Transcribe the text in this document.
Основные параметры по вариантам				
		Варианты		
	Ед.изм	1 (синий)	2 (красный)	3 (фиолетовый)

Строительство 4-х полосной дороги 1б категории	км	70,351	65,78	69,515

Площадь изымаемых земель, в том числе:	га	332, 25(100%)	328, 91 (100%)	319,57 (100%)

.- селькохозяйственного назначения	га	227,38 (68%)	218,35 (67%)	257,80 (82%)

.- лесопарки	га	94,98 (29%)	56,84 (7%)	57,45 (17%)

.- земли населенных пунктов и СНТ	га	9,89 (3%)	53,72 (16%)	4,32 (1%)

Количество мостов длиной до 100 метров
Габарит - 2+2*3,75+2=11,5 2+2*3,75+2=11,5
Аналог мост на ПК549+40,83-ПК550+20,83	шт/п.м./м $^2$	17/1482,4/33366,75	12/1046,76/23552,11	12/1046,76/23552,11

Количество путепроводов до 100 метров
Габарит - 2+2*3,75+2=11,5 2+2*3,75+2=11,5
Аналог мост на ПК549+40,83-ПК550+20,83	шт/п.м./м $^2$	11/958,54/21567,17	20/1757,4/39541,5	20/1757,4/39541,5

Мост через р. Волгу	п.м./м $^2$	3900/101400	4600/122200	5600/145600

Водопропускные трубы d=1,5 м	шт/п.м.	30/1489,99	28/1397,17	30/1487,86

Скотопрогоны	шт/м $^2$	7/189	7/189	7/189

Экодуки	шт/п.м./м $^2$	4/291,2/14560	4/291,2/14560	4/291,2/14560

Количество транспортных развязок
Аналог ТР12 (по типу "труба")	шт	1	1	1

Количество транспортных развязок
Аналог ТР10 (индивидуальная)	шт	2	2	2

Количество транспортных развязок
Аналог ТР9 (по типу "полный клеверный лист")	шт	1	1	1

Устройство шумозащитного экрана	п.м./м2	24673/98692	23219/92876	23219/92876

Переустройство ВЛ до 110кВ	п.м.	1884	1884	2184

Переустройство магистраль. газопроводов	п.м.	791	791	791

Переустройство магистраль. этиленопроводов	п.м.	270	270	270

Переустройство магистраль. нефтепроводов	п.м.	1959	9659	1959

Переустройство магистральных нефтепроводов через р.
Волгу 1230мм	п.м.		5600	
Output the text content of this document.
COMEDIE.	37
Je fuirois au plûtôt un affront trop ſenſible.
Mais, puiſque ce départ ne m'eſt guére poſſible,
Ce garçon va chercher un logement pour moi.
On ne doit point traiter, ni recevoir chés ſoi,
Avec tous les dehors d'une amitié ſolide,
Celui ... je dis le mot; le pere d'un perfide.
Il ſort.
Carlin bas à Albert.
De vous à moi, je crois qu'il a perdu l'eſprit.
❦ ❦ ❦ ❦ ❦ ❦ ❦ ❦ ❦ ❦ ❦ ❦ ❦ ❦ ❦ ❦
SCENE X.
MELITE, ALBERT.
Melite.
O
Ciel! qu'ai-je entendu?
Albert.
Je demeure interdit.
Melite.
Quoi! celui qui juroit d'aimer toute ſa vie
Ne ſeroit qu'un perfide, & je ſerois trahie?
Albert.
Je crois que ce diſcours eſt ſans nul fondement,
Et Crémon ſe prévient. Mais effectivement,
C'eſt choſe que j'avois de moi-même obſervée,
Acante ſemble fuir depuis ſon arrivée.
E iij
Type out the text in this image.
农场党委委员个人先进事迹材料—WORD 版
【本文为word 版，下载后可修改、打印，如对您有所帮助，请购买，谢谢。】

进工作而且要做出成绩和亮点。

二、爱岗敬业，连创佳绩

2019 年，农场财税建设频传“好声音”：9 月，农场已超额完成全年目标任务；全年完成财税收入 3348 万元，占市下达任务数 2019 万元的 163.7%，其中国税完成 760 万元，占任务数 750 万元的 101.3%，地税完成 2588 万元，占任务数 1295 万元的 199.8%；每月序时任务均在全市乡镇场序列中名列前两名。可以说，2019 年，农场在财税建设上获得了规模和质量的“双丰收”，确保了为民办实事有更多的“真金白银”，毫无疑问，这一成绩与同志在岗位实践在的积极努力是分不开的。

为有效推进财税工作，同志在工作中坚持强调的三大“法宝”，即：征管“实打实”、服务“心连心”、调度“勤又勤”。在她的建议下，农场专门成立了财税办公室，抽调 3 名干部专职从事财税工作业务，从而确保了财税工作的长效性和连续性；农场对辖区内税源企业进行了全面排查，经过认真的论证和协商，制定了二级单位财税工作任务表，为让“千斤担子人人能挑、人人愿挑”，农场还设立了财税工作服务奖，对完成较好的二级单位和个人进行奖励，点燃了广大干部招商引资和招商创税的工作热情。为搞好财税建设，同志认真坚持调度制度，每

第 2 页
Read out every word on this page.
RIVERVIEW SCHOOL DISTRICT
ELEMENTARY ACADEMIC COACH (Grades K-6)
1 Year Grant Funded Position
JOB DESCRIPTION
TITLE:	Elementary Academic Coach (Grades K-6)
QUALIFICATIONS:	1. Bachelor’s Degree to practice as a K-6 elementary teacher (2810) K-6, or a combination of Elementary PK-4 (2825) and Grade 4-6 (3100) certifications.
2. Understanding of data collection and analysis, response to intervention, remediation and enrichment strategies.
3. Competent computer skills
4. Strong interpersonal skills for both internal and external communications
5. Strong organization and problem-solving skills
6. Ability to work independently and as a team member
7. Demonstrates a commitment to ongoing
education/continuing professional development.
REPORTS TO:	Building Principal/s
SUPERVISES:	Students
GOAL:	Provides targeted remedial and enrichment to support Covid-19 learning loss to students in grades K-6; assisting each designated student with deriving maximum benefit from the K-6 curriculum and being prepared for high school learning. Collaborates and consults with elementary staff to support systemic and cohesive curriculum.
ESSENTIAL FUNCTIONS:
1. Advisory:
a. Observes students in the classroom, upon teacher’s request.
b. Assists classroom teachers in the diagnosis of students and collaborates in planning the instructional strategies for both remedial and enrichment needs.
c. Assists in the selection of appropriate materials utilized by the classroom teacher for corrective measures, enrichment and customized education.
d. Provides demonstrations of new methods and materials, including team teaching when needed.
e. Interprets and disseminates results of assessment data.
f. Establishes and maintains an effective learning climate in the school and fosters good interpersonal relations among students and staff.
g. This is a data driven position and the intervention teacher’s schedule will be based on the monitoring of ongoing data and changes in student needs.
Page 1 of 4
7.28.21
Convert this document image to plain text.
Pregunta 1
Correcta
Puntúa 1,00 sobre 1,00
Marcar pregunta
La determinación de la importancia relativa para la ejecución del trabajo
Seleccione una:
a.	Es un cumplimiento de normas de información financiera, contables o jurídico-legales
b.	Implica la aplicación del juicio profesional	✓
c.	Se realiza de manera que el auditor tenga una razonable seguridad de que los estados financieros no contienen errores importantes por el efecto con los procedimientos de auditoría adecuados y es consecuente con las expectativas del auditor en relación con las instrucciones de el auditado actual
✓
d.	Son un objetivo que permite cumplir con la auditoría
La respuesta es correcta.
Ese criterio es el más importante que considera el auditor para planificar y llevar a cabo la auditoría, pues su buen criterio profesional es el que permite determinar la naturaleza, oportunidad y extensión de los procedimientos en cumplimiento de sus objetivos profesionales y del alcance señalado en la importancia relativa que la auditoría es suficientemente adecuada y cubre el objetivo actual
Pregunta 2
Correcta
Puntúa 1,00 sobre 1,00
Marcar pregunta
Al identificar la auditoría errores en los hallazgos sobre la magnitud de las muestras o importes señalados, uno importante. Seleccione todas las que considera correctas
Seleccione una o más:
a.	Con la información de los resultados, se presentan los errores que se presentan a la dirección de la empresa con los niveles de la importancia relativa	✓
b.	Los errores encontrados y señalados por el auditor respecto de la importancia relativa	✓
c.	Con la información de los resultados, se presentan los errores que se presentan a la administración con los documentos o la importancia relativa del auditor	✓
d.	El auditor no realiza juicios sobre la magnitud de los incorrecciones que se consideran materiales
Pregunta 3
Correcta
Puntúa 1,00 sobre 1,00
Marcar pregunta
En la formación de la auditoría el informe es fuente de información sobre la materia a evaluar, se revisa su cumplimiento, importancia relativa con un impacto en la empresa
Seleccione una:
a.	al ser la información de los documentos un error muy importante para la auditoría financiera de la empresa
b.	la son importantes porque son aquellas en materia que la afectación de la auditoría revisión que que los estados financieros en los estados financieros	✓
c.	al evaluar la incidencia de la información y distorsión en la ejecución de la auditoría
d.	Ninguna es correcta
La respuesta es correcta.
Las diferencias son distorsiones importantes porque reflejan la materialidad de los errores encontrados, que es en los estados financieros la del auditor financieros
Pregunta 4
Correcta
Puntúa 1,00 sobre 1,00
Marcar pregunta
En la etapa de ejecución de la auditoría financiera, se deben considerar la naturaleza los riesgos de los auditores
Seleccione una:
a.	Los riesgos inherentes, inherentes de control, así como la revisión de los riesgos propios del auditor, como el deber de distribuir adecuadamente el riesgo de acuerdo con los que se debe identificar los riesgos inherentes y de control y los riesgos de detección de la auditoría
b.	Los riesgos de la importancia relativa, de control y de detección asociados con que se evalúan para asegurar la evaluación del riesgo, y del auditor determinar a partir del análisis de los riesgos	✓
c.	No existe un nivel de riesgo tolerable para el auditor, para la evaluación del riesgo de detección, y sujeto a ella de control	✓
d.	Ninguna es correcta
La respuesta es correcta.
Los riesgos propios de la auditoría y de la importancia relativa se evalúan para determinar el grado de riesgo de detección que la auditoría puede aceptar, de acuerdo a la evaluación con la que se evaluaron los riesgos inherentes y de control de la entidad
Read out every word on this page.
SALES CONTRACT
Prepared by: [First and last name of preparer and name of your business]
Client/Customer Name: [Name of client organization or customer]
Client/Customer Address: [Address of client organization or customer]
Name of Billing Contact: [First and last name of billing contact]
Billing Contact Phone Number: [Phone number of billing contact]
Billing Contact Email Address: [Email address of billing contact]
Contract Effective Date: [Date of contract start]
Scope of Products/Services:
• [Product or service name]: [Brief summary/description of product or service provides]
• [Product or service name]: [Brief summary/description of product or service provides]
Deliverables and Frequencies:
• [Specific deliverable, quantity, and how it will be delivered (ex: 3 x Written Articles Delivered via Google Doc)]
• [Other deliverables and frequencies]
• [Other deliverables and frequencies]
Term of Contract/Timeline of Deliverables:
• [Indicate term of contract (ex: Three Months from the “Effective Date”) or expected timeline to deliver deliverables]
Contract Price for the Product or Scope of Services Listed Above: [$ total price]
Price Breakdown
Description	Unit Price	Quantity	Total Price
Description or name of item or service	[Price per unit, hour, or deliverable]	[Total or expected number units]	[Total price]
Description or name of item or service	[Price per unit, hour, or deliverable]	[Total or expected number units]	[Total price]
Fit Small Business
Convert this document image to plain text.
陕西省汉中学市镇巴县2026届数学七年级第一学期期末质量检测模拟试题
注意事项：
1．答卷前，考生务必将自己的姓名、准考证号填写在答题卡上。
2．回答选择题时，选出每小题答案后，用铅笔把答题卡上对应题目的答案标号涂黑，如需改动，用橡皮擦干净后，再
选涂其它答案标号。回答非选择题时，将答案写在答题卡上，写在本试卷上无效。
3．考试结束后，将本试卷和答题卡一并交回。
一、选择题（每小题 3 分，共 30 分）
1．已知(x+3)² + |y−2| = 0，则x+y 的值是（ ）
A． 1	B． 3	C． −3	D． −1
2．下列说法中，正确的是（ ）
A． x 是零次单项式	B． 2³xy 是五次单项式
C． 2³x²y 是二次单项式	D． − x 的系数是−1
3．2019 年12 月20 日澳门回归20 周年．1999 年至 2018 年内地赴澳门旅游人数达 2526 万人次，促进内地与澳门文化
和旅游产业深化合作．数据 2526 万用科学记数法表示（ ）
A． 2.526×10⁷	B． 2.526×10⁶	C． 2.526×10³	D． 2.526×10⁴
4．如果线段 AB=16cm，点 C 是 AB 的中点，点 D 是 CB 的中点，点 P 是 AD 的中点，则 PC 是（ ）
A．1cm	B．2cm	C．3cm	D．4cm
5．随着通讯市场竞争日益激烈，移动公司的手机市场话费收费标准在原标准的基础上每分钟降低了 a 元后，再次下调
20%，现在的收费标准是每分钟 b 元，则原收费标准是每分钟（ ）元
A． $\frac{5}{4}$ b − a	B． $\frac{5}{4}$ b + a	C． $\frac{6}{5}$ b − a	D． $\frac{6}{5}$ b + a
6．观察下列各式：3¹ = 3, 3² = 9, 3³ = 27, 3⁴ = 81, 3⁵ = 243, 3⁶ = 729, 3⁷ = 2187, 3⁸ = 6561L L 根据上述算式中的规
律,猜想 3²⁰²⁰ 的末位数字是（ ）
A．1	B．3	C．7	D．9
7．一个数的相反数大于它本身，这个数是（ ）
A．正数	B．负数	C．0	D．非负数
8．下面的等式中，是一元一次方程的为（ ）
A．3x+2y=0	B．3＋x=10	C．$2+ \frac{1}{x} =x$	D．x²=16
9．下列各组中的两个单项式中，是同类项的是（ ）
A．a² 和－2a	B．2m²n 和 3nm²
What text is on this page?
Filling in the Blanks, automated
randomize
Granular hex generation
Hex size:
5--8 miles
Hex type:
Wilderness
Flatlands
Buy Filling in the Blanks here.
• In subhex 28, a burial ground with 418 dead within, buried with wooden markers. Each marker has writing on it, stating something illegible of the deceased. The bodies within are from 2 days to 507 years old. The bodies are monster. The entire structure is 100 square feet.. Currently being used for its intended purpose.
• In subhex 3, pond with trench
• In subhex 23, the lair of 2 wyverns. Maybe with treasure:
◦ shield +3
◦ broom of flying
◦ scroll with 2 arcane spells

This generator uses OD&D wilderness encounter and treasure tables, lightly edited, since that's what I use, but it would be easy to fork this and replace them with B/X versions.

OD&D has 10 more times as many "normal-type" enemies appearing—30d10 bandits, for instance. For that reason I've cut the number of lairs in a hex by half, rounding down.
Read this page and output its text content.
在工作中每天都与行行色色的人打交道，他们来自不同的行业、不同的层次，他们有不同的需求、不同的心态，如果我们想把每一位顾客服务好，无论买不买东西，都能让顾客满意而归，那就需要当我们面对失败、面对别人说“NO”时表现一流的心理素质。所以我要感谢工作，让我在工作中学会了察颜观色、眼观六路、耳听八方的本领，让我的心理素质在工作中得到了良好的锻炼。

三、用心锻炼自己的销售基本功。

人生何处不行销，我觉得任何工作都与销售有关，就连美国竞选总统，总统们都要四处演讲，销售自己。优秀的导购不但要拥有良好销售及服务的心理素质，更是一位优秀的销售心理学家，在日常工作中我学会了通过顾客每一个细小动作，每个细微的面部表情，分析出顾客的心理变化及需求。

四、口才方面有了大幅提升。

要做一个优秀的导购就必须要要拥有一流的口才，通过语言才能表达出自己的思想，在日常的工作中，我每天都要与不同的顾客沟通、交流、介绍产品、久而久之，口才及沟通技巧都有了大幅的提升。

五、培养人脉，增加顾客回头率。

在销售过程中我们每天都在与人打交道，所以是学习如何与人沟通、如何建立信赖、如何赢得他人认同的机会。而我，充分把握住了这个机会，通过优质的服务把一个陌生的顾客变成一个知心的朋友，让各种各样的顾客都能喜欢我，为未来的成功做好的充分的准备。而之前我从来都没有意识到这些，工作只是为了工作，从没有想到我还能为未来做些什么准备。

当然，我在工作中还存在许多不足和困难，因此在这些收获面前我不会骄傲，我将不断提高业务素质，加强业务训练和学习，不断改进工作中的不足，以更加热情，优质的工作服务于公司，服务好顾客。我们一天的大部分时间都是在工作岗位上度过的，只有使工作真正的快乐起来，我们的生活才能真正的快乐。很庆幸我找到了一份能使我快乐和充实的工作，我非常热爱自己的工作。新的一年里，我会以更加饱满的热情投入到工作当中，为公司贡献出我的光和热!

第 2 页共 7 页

========================================================================

Gather each line in the data that holds the string "subhex".

• In subhex 28, a burial ground with 418 dead within, buried with wooden markers. Each marker has writing on it, stating something illegible of the deceased. The bodies within are from 2 days to 507 years old. The bodies are monster. The entire structure is 100 square feet.. Currently being used for its intended purpose.
• In subhex 3, pond with trench
• In subhex 23, the lair of 2 wyverns. Maybe with treasure:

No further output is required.